GIVEN EXERCISE >>
Write the records out again, keeping each line exactly as it is.

* BEGIN THE DATA *

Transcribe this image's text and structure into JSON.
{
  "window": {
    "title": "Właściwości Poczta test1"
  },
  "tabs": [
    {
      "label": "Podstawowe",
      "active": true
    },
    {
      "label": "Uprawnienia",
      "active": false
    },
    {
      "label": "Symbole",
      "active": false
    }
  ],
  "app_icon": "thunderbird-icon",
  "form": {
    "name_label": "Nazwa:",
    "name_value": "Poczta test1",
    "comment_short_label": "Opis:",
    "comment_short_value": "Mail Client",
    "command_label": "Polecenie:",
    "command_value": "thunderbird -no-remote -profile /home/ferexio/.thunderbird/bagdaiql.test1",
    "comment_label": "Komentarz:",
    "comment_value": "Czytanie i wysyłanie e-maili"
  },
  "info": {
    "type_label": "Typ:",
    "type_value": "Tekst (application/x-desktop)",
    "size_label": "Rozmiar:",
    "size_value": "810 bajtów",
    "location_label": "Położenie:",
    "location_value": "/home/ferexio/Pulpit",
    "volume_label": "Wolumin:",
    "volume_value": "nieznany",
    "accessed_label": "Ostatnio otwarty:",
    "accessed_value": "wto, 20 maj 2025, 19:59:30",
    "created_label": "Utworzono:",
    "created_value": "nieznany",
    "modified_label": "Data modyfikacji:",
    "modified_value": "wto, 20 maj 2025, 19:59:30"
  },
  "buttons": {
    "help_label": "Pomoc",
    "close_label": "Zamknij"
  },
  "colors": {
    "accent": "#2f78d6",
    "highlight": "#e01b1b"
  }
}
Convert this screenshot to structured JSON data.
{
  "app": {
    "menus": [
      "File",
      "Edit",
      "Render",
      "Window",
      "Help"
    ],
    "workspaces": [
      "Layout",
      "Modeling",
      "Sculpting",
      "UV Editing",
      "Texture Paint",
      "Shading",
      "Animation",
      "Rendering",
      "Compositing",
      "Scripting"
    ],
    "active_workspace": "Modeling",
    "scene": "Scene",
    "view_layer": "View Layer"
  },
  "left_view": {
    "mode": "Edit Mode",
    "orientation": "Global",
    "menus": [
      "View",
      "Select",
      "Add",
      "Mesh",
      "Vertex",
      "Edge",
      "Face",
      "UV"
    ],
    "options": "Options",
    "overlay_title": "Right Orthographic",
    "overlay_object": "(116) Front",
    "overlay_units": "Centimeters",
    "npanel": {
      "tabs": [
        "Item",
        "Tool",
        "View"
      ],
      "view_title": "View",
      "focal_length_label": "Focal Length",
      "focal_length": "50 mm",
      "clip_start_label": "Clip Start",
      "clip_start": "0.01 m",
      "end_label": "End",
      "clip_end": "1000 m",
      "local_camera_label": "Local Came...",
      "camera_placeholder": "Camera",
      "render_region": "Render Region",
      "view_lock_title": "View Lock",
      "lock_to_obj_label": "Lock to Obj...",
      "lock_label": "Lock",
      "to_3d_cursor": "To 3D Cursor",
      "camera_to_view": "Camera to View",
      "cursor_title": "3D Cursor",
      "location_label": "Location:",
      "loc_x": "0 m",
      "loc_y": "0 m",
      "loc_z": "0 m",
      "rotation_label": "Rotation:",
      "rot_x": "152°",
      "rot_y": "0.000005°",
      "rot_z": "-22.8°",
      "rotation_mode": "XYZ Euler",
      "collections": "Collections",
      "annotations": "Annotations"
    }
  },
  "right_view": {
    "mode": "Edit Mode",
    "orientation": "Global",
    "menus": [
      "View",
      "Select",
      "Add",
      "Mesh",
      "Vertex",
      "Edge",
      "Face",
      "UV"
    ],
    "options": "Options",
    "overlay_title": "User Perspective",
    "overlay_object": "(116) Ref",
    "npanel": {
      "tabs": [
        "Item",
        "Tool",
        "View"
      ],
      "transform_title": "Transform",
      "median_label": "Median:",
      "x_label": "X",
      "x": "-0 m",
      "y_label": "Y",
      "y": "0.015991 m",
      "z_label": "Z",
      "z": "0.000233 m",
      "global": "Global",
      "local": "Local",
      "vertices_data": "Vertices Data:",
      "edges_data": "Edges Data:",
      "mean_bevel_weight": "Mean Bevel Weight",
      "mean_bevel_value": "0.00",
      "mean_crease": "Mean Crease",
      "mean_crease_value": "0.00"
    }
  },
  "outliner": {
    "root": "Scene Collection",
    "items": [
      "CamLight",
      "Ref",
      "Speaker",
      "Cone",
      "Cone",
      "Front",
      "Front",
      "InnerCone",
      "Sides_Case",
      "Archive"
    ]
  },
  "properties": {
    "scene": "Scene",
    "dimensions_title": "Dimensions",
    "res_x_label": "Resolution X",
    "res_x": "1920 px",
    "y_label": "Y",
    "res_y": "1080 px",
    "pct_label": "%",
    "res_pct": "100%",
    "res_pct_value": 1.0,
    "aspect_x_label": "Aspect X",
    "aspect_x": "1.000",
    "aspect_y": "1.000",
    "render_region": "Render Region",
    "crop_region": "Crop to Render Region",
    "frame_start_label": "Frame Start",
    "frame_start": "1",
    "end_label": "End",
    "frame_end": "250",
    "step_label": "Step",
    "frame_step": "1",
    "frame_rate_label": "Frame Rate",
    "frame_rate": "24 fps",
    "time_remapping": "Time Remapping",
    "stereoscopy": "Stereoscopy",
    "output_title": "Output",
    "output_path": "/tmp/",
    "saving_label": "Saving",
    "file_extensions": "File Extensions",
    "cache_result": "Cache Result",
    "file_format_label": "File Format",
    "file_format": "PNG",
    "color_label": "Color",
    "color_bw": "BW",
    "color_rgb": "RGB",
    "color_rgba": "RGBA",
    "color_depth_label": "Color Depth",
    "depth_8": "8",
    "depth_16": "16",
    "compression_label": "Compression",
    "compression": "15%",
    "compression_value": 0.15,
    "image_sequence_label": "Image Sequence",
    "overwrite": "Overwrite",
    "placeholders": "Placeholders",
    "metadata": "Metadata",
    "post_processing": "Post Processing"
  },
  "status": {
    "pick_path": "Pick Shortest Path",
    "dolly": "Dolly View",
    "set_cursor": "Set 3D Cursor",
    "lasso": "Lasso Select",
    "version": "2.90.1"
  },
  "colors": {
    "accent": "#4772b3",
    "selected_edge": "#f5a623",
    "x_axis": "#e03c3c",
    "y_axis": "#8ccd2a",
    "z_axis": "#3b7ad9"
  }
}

* END THE DATA *

RESULT BELOW >>
Transcribe this image's text and structure into JSON.
{
  "window": {
    "title": "Właściwości Poczta test1"
  },
  "tabs": [
    {
      "label": "Podstawowe",
      "active": true
    },
    {
      "label": "Uprawnienia",
      "active": false
    },
    {
      "label": "Symbole",
      "active": false
    }
  ],
  "app_icon": "thunderbird-icon",
  "form": {
    "name_label": "Nazwa:",
    "name_value": "Poczta test1",
    "comment_short_label": "Opis:",
    "comment_short_value": "Mail Client",
    "command_label": "Polecenie:",
    "command_value": "thunderbird -no-remote -profile /home/ferexio/.thunderbird/bagdaiql.test1",
    "comment_label": "Komentarz:",
    "comment_value": "Czytanie i wysyłanie e-maili"
  },
  "info": {
    "type_label": "Typ:",
    "type_value": "Tekst (application/x-desktop)",
    "size_label": "Rozmiar:",
    "size_value": "810 bajtów",
    "location_label": "Położenie:",
    "location_value": "/home/ferexio/Pulpit",
    "volume_label": "Wolumin:",
    "volume_value": "nieznany",
    "accessed_label": "Ostatnio otwarty:",
    "accessed_value": "wto, 20 maj 2025, 19:59:30",
    "created_label": "Utworzono:",
    "created_value": "nieznany",
    "modified_label": "Data modyfikacji:",
    "modified_value": "wto, 20 maj 2025, 19:59:30"
  },
  "buttons": {
    "help_label": "Pomoc",
    "close_label": "Zamknij"
  },
  "colors": {
    "accent": "#2f78d6",
    "highlight": "#e01b1b"
  }
}
Convert this screenshot to structured JSON data.
{
  "app": {
    "menus": [
      "File",
      "Edit",
      "Render",
      "Window",
      "Help"
    ],
    "workspaces": [
      "Layout",
      "Modeling",
      "Sculpting",
      "UV Editing",
      "Texture Paint",
      "Shading",
      "Animation",
      "Rendering",
      "Compositing",
      "Scripting"
    ],
    "active_workspace": "Modeling",
    "scene": "Scene",
    "view_layer": "View Layer"
  },
  "left_view": {
    "mode": "Edit Mode",
    "orientation": "Global",
    "menus": [
      "View",
      "Select",
      "Add",
      "Mesh",
      "Vertex",
      "Edge",
      "Face",
      "UV"
    ],
    "options": "Options",
    "overlay_title": "Right Orthographic",
    "overlay_object": "(116) Front",
    "overlay_units": "Centimeters",
    "npanel": {
      "tabs": [
        "Item",
        "Tool",
        "View"
      ],
      "view_title": "View",
      "focal_length_label": "Focal Length",
      "focal_length": "50 mm",
      "clip_start_label": "Clip Start",
      "clip_start": "0.01 m",
      "end_label": "End",
      "clip_end": "1000 m",
      "local_camera_label": "Local Came...",
      "camera_placeholder": "Camera",
      "render_region": "Render Region",
      "view_lock_title": "View Lock",
      "lock_to_obj_label": "Lock to Obj...",
      "lock_label": "Lock",
      "to_3d_cursor": "To 3D Cursor",
      "camera_to_view": "Camera to View",
      "cursor_title": "3D Cursor",
      "location_label": "Location:",
      "loc_x": "0 m",
      "loc_y": "0 m",
      "loc_z": "0 m",
      "rotation_label": "Rotation:",
      "rot_x": "152°",
      "rot_y": "0.000005°",
      "rot_z": "-22.8°",
      "rotation_mode": "XYZ Euler",
      "collections": "Collections",
      "annotations": "Annotations"
    }
  },
  "right_view": {
    "mode": "Edit Mode",
    "orientation": "Global",
    "menus": [
      "View",
      "Select",
      "Add",
      "Mesh",
      "Vertex",
      "Edge",
      "Face",
      "UV"
    ],
    "options": "Options",
    "overlay_title": "User Perspective",
    "overlay_object": "(116) Ref",
    "npanel": {
      "tabs": [
        "Item",
        "Tool",
        "View"
      ],
      "transform_title": "Transform",
      "median_label": "Median:",
      "x_label": "X",
      "x": "-0 m",
      "y_label": "Y",
      "y": "0.015991 m",
      "z_label": "Z",
      "z": "0.000233 m",
      "global": "Global",
      "local": "Local",
      "vertices_data": "Vertices Data:",
      "edges_data": "Edges Data:",
      "mean_bevel_weight": "Mean Bevel Weight",
      "mean_bevel_value": "0.00",
      "mean_crease": "Mean Crease",
      "mean_crease_value": "0.00"
    }
  },
  "outliner": {
    "root": "Scene Collection",
    "items": [
      "CamLight",
      "Ref",
      "Speaker",
      "Cone",
      "Cone",
      "Front",
      "Front",
      "InnerCone",
      "Sides_Case",
      "Archive"
    ]
  },
  "properties": {
    "scene": "Scene",
    "dimensions_title": "Dimensions",
    "res_x_label": "Resolution X",
    "res_x": "1920 px",
    "y_label": "Y",
    "res_y": "1080 px",
    "pct_label": "%",
    "res_pct": "100%",
    "res_pct_value": 1.0,
    "aspect_x_label": "Aspect X",
    "aspect_x": "1.000",
    "aspect_y": "1.000",
    "render_region": "Render Region",
    "crop_region": "Crop to Render Region",
    "frame_start_label": "Frame Start",
    "frame_start": "1",
    "end_label": "End",
    "frame_end": "250",
    "step_label": "Step",
    "frame_step": "1",
    "frame_rate_label": "Frame Rate",
    "frame_rate": "24 fps",
    "time_remapping": "Time Remapping",
    "stereoscopy": "Stereoscopy",
    "output_title": "Output",
    "output_path": "/tmp/",
    "saving_label": "Saving",
    "file_extensions": "File Extensions",
    "cache_result": "Cache Result",
    "file_format_label": "File Format",
    "file_format": "PNG",
    "color_label": "Color",
    "color_bw": "BW",
    "color_rgb": "RGB",
    "color_rgba": "RGBA",
    "color_depth_label": "Color Depth",
    "depth_8": "8",
    "depth_16": "16",
    "compression_label": "Compression",
    "compression": "15%",
    "compression_value": 0.15,
    "image_sequence_label": "Image Sequence",
    "overwrite": "Overwrite",
    "placeholders": "Placeholders",
    "metadata": "Metadata",
    "post_processing": "Post Processing"
  },
  "status": {
    "pick_path": "Pick Shortest Path",
    "dolly": "Dolly View",
    "set_cursor": "Set 3D Cursor",
    "lasso": "Lasso Select",
    "version": "2.90.1"
  },
  "colors": {
    "accent": "#4772b3",
    "selected_edge": "#f5a623",
    "x_axis": "#e03c3c",
    "y_axis": "#8ccd2a",
    "z_axis": "#3b7ad9"
  }
}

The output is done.